Records from a dataset
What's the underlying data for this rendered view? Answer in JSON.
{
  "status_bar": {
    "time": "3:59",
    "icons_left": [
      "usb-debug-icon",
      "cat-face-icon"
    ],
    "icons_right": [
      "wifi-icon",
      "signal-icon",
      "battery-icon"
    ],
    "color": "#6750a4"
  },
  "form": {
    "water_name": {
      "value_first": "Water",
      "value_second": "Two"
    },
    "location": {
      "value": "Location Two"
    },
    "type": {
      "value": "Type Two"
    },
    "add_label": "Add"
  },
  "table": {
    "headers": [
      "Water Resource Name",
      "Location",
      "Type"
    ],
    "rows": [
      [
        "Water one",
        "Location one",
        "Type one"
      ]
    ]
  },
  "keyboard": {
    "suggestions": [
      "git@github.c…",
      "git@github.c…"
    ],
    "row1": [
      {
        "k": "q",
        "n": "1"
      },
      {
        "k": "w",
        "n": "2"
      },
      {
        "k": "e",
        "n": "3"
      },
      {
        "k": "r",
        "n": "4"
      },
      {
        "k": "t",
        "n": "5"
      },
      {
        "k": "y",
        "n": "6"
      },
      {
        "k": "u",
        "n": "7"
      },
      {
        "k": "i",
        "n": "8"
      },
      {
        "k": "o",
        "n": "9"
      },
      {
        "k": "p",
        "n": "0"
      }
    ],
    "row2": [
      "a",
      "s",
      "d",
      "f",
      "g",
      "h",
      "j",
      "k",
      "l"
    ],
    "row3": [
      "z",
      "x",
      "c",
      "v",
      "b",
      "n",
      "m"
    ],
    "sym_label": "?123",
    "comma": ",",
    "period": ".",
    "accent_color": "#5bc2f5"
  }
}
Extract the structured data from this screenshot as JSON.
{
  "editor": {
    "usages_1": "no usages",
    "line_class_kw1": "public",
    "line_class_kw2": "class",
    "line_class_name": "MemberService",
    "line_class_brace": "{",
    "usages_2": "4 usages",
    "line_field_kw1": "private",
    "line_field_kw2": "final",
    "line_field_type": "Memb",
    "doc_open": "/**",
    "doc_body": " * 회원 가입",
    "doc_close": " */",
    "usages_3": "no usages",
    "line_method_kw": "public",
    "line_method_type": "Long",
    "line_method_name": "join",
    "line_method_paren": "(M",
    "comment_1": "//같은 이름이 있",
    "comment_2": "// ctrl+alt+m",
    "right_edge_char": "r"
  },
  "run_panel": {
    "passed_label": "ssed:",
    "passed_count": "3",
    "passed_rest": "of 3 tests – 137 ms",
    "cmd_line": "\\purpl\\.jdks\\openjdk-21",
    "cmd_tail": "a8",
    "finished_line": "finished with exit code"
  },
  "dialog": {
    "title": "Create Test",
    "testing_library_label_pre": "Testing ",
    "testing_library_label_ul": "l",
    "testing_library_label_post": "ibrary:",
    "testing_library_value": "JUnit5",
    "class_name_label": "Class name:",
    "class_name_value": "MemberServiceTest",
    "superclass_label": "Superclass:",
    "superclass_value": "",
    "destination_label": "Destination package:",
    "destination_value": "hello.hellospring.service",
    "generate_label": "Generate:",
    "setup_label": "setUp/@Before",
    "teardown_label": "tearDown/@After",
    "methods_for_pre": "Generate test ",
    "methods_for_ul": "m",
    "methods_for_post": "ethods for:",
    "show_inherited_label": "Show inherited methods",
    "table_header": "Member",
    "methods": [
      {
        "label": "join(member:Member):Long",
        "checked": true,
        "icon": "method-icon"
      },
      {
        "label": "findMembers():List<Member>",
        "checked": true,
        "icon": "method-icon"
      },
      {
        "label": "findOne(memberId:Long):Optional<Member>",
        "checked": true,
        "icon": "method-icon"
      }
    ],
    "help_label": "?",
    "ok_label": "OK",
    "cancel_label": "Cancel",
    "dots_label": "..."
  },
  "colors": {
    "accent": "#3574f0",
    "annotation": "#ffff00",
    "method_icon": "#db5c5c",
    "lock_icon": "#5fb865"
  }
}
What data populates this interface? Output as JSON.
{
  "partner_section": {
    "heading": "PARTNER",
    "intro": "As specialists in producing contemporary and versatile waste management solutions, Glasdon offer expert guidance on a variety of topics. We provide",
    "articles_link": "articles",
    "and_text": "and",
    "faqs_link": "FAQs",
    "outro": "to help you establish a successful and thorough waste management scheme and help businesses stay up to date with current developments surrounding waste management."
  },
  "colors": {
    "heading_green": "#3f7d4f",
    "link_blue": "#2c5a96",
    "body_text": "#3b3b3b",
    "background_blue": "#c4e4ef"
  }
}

• [What is expected]: Return the material exactly as it stands.

• [Full output]:
What's the underlying data for this rendered view? Answer in JSON.
{
  "status_bar": {
    "time": "3:59",
    "icons_left": [
      "usb-debug-icon",
      "cat-face-icon"
    ],
    "icons_right": [
      "wifi-icon",
      "signal-icon",
      "battery-icon"
    ],
    "color": "#6750a4"
  },
  "form": {
    "water_name": {
      "value_first": "Water",
      "value_second": "Two"
    },
    "location": {
      "value": "Location Two"
    },
    "type": {
      "value": "Type Two"
    },
    "add_label": "Add"
  },
  "table": {
    "headers": [
      "Water Resource Name",
      "Location",
      "Type"
    ],
    "rows": [
      [
        "Water one",
        "Location one",
        "Type one"
      ]
    ]
  },
  "keyboard": {
    "suggestions": [
      "git@github.c…",
      "git@github.c…"
    ],
    "row1": [
      {
        "k": "q",
        "n": "1"
      },
      {
        "k": "w",
        "n": "2"
      },
      {
        "k": "e",
        "n": "3"
      },
      {
        "k": "r",
        "n": "4"
      },
      {
        "k": "t",
        "n": "5"
      },
      {
        "k": "y",
        "n": "6"
      },
      {
        "k": "u",
        "n": "7"
      },
      {
        "k": "i",
        "n": "8"
      },
      {
        "k": "o",
        "n": "9"
      },
      {
        "k": "p",
        "n": "0"
      }
    ],
    "row2": [
      "a",
      "s",
      "d",
      "f",
      "g",
      "h",
      "j",
      "k",
      "l"
    ],
    "row3": [
      "z",
      "x",
      "c",
      "v",
      "b",
      "n",
      "m"
    ],
    "sym_label": "?123",
    "comma": ",",
    "period": ".",
    "accent_color": "#5bc2f5"
  }
}
Extract the structured data from this screenshot as JSON.
{
  "editor": {
    "usages_1": "no usages",
    "line_class_kw1": "public",
    "line_class_kw2": "class",
    "line_class_name": "MemberService",
    "line_class_brace": "{",
    "usages_2": "4 usages",
    "line_field_kw1": "private",
    "line_field_kw2": "final",
    "line_field_type": "Memb",
    "doc_open": "/**",
    "doc_body": " * 회원 가입",
    "doc_close": " */",
    "usages_3": "no usages",
    "line_method_kw": "public",
    "line_method_type": "Long",
    "line_method_name": "join",
    "line_method_paren": "(M",
    "comment_1": "//같은 이름이 있",
    "comment_2": "// ctrl+alt+m",
    "right_edge_char": "r"
  },
  "run_panel": {
    "passed_label": "ssed:",
    "passed_count": "3",
    "passed_rest": "of 3 tests – 137 ms",
    "cmd_line": "\\purpl\\.jdks\\openjdk-21",
    "cmd_tail": "a8",
    "finished_line": "finished with exit code"
  },
  "dialog": {
    "title": "Create Test",
    "testing_library_label_pre": "Testing ",
    "testing_library_label_ul": "l",
    "testing_library_label_post": "ibrary:",
    "testing_library_value": "JUnit5",
    "class_name_label": "Class name:",
    "class_name_value": "MemberServiceTest",
    "superclass_label": "Superclass:",
    "superclass_value": "",
    "destination_label": "Destination package:",
    "destination_value": "hello.hellospring.service",
    "generate_label": "Generate:",
    "setup_label": "setUp/@Before",
    "teardown_label": "tearDown/@After",
    "methods_for_pre": "Generate test ",
    "methods_for_ul": "m",
    "methods_for_post": "ethods for:",
    "show_inherited_label": "Show inherited methods",
    "table_header": "Member",
    "methods": [
      {
        "label": "join(member:Member):Long",
        "checked": true,
        "icon": "method-icon"
      },
      {
        "label": "findMembers():List<Member>",
        "checked": true,
        "icon": "method-icon"
      },
      {
        "label": "findOne(memberId:Long):Optional<Member>",
        "checked": true,
        "icon": "method-icon"
      }
    ],
    "help_label": "?",
    "ok_label": "OK",
    "cancel_label": "Cancel",
    "dots_label": "..."
  },
  "colors": {
    "accent": "#3574f0",
    "annotation": "#ffff00",
    "method_icon": "#db5c5c",
    "lock_icon": "#5fb865"
  }
}
What data populates this interface? Output as JSON.
{
  "partner_section": {
    "heading": "PARTNER",
    "intro": "As specialists in producing contemporary and versatile waste management solutions, Glasdon offer expert guidance on a variety of topics. We provide",
    "articles_link": "articles",
    "and_text": "and",
    "faqs_link": "FAQs",
    "outro": "to help you establish a successful and thorough waste management scheme and help businesses stay up to date with current developments surrounding waste management."
  },
  "colors": {
    "heading_green": "#3f7d4f",
    "link_blue": "#2c5a96",
    "body_text": "#3b3b3b",
    "background_blue": "#c4e4ef"
  }
}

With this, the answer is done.